Transcribe the material word for word, but without the images.

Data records
^^^^

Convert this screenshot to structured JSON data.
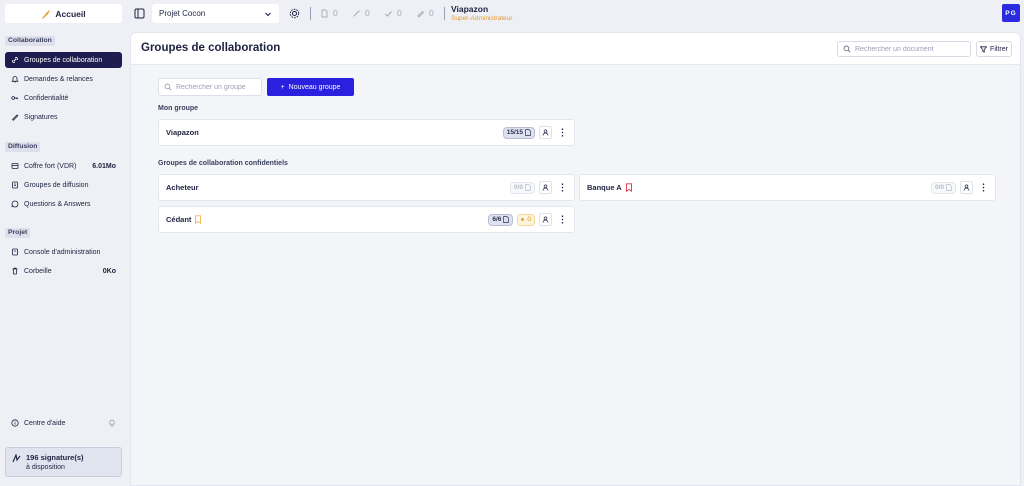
{
  "topbar": {
    "home_label": "Accueil",
    "project": "Projet Cocon",
    "counters": [
      "0",
      "0",
      "0",
      "0"
    ],
    "user_name": "Viapazon",
    "user_role": "Super-Administrateur",
    "avatar_initials": "PG"
  },
  "sidebar": {
    "sections": [
      {
        "title": "Collaboration",
        "items": [
          {
            "label": "Groupes de collaboration",
            "icon": "link-icon",
            "active": true
          },
          {
            "label": "Demandes & relances",
            "icon": "bell-icon"
          },
          {
            "label": "Confidentialité",
            "icon": "key-icon"
          },
          {
            "label": "Signatures",
            "icon": "pen-icon"
          }
        ]
      },
      {
        "title": "Diffusion",
        "items": [
          {
            "label": "Coffre fort (VDR)",
            "icon": "vault-icon",
            "value": "6.01Mo"
          },
          {
            "label": "Groupes de diffusion",
            "icon": "folder-icon"
          },
          {
            "label": "Questions & Answers",
            "icon": "chat-icon"
          }
        ]
      },
      {
        "title": "Projet",
        "items": [
          {
            "label": "Console d'administration",
            "icon": "console-icon"
          },
          {
            "label": "Corbeille",
            "icon": "trash-icon",
            "value": "0Ko"
          }
        ]
      }
    ],
    "help_label": "Centre d'aide",
    "signatures_count": "196 signature(s)",
    "signatures_sub": "à disposition"
  },
  "main": {
    "title": "Groupes de collaboration",
    "doc_search_placeholder": "Rechercher un document",
    "filter_label": "Filtrer",
    "group_search_placeholder": "Rechercher un groupe",
    "new_group_label": "Nouveau groupe",
    "my_group_title": "Mon groupe",
    "confidential_title": "Groupes de collaboration confidentiels",
    "my_group": {
      "name": "Viapazon",
      "docs": "15/15"
    },
    "confidential_groups": [
      {
        "name": "Acheteur",
        "docs": "0/0"
      },
      {
        "name": "Banque A",
        "docs": "0/0",
        "bookmark": "red"
      },
      {
        "name": "Cédant",
        "docs": "6/6",
        "bookmark": "orange",
        "pending": "0"
      }
    ]
  },
  "colors": {
    "accent": "#2b1fe0",
    "active_nav": "#1f1d4f",
    "role": "#e79a2f",
    "bookmark_red": "#e0303a",
    "bookmark_orange": "#f0b64a"
  }
}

^^^^

** THE OUTPUT **
Convert this screenshot to structured JSON data.
{
  "topbar": {
    "home_label": "Accueil",
    "project": "Projet Cocon",
    "counters": [
      "0",
      "0",
      "0",
      "0"
    ],
    "user_name": "Viapazon",
    "user_role": "Super-Administrateur",
    "avatar_initials": "PG"
  },
  "sidebar": {
    "sections": [
      {
        "title": "Collaboration",
        "items": [
          {
            "label": "Groupes de collaboration",
            "icon": "link-icon",
            "active": true
          },
          {
            "label": "Demandes & relances",
            "icon": "bell-icon"
          },
          {
            "label": "Confidentialité",
            "icon": "key-icon"
          },
          {
            "label": "Signatures",
            "icon": "pen-icon"
          }
        ]
      },
      {
        "title": "Diffusion",
        "items": [
          {
            "label": "Coffre fort (VDR)",
            "icon": "vault-icon",
            "value": "6.01Mo"
          },
          {
            "label": "Groupes de diffusion",
            "icon": "folder-icon"
          },
          {
            "label": "Questions & Answers",
            "icon": "chat-icon"
          }
        ]
      },
      {
        "title": "Projet",
        "items": [
          {
            "label": "Console d'administration",
            "icon": "console-icon"
          },
          {
            "label": "Corbeille",
            "icon": "trash-icon",
            "value": "0Ko"
          }
        ]
      }
    ],
    "help_label": "Centre d'aide",
    "signatures_count": "196 signature(s)",
    "signatures_sub": "à disposition"
  },
  "main": {
    "title": "Groupes de collaboration",
    "doc_search_placeholder": "Rechercher un document",
    "filter_label": "Filtrer",
    "group_search_placeholder": "Rechercher un groupe",
    "new_group_label": "Nouveau groupe",
    "my_group_title": "Mon groupe",
    "confidential_title": "Groupes de collaboration confidentiels",
    "my_group": {
      "name": "Viapazon",
      "docs": "15/15"
    },
    "confidential_groups": [
      {
        "name": "Acheteur",
        "docs": "0/0"
      },
      {
        "name": "Banque A",
        "docs": "0/0",
        "bookmark": "red"
      },
      {
        "name": "Cédant",
        "docs": "6/6",
        "bookmark": "orange",
        "pending": "0"
      }
    ]
  },
  "colors": {
    "accent": "#2b1fe0",
    "active_nav": "#1f1d4f",
    "role": "#e79a2f",
    "bookmark_red": "#e0303a",
    "bookmark_orange": "#f0b64a"
  }
}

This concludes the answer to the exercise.